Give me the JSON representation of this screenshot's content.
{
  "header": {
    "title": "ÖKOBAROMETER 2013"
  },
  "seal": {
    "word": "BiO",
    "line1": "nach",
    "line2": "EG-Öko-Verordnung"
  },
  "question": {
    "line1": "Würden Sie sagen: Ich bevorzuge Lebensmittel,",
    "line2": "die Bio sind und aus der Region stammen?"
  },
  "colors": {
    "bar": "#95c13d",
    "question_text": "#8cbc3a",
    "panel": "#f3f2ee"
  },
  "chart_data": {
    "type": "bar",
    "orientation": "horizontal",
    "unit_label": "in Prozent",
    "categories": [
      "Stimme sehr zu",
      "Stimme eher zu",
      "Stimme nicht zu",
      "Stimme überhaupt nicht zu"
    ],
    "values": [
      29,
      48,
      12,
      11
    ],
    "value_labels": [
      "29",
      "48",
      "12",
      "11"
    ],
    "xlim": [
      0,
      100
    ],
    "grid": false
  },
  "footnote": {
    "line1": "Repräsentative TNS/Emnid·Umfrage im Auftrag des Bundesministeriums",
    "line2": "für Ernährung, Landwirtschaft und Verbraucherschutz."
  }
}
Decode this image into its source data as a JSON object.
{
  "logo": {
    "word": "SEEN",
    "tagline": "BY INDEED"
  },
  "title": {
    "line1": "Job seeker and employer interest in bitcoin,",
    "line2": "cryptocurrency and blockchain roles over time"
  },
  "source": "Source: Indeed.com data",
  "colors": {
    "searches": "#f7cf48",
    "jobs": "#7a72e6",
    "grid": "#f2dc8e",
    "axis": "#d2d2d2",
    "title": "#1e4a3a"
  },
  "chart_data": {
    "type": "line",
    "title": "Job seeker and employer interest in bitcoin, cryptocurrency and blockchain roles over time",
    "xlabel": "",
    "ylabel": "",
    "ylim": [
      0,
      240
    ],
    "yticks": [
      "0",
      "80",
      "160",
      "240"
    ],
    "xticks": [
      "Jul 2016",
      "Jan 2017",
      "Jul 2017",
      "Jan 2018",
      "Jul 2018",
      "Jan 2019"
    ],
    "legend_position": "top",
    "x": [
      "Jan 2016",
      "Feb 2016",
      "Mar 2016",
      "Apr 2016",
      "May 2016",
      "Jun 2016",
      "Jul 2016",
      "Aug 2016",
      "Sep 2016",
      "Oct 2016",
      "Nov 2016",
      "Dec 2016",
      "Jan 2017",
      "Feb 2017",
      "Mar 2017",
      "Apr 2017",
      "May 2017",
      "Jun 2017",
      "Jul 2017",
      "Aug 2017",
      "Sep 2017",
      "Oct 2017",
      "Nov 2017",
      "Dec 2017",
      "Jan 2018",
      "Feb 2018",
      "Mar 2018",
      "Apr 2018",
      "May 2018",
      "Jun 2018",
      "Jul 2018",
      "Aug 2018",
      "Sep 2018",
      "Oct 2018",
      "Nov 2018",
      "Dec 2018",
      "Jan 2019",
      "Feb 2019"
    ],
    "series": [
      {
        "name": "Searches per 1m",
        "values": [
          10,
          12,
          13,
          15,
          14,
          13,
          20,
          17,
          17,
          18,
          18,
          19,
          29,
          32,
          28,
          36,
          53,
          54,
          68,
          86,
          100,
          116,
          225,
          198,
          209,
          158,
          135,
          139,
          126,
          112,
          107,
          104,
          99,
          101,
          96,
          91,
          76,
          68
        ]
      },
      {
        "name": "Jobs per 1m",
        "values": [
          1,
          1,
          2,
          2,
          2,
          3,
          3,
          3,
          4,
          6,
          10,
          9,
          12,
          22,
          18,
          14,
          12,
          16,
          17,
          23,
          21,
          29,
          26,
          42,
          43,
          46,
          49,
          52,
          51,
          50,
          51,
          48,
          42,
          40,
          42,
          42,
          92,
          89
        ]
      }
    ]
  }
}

◆ THE TASK ◆
Return every line above in which the string "interest" occurs.

◆ PROBLEM SOLUTION ◆
    "line1": "Job seeker and employer interest in bitcoin,",
    "title": "Job seeker and employer interest in bitcoin, cryptocurrency and blockchain roles over time",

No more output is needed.